>> Start

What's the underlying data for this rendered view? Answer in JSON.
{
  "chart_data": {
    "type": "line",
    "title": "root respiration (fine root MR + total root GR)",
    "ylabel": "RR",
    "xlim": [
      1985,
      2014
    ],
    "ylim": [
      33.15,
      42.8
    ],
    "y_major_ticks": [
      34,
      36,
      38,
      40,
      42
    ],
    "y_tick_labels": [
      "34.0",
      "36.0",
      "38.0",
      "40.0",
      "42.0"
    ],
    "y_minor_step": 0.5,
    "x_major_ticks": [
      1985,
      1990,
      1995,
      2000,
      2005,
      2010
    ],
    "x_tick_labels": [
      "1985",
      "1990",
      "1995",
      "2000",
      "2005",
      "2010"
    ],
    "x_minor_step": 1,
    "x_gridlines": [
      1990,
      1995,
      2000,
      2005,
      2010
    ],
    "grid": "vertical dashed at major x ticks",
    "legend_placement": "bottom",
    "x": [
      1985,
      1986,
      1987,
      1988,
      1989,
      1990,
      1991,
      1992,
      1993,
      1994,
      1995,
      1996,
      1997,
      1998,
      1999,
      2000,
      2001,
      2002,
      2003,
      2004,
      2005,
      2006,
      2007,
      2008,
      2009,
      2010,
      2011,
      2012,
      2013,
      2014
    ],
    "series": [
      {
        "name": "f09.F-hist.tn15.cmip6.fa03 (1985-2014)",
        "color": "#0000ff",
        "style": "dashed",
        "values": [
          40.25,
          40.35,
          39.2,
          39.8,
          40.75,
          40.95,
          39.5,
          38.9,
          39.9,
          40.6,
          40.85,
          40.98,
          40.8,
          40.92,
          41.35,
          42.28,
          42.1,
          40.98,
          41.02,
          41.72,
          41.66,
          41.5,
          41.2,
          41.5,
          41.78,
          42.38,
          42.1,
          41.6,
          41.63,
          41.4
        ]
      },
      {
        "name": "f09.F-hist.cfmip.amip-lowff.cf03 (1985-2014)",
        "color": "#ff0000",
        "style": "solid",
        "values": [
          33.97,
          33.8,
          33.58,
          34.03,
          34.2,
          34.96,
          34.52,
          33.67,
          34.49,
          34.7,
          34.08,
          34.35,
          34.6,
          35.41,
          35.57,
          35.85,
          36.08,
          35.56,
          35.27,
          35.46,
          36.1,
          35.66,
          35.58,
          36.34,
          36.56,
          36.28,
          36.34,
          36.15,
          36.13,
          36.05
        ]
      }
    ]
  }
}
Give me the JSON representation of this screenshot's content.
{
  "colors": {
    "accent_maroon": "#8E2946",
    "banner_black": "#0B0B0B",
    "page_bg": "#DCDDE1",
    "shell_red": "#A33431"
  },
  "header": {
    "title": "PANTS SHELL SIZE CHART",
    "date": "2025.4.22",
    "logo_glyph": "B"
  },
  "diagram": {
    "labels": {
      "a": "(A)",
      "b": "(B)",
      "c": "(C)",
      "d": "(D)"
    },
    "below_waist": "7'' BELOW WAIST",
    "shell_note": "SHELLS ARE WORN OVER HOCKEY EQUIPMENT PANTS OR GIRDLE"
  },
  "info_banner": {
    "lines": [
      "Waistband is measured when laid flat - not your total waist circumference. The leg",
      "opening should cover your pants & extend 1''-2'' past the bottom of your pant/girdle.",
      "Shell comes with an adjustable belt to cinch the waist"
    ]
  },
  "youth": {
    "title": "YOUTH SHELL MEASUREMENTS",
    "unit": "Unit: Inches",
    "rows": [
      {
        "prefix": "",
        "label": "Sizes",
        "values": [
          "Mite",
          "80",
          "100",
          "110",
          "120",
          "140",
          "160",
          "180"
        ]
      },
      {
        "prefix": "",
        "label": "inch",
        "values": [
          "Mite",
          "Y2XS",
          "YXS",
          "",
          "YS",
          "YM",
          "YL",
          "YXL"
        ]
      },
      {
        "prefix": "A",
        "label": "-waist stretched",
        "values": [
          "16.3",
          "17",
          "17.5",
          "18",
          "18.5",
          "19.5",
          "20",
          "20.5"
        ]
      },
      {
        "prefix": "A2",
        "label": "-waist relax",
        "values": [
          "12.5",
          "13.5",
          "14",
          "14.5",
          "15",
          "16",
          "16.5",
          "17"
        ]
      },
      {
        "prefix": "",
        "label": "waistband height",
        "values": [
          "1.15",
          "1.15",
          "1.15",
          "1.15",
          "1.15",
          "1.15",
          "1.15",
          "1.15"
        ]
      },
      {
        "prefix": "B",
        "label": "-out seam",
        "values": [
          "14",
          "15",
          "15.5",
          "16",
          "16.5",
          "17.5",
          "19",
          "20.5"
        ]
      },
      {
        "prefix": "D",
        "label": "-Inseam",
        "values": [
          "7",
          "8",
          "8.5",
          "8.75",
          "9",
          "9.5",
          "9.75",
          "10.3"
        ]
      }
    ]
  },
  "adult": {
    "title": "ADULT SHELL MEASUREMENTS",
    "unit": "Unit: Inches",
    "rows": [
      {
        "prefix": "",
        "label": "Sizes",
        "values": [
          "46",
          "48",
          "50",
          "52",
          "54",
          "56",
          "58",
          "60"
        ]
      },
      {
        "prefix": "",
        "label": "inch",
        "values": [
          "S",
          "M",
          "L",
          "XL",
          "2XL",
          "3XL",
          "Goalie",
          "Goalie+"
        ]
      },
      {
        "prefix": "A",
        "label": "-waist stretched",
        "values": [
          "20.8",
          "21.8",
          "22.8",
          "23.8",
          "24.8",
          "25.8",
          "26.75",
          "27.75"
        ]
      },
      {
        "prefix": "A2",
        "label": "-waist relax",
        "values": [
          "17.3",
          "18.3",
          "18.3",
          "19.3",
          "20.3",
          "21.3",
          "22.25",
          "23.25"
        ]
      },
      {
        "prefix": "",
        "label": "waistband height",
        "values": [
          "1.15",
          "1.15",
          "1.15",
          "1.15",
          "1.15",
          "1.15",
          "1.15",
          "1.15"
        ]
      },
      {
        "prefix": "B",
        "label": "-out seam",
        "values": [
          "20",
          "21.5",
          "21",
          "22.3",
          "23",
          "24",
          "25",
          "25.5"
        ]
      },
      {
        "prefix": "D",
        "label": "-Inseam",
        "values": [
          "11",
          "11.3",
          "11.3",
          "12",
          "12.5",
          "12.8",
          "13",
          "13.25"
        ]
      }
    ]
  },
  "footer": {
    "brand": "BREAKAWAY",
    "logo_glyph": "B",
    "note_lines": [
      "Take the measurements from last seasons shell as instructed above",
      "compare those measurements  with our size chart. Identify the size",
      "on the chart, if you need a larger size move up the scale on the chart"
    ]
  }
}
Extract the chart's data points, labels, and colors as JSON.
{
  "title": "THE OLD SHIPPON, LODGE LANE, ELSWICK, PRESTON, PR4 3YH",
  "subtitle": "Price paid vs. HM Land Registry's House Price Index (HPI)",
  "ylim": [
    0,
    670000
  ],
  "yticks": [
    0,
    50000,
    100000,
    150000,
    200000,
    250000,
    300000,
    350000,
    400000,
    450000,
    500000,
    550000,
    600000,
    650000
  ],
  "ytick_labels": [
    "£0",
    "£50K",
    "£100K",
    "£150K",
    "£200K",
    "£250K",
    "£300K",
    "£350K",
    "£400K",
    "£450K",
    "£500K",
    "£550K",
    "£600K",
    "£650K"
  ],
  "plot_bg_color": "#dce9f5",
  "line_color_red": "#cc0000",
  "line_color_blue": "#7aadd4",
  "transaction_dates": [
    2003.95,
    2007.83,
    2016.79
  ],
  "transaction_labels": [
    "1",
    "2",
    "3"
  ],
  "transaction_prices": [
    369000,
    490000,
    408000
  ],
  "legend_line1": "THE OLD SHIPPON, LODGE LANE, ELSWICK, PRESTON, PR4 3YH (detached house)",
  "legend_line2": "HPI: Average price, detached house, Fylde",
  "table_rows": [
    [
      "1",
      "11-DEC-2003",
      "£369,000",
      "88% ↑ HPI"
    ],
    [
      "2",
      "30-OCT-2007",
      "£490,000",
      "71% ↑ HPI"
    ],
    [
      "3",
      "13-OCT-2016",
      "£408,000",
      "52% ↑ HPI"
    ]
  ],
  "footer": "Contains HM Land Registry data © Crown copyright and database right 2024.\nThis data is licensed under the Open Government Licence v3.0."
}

>> End

- **TASK STATEMENT**:
List the lines of the material in which the word "footer" occurs.

- **EXERCISE ANSWER**:
  "footer": {
  "footer": "Contains HM Land Registry data © Crown copyright and database right 2024.\nThis data is licensed under the Open Government Licence v3.0."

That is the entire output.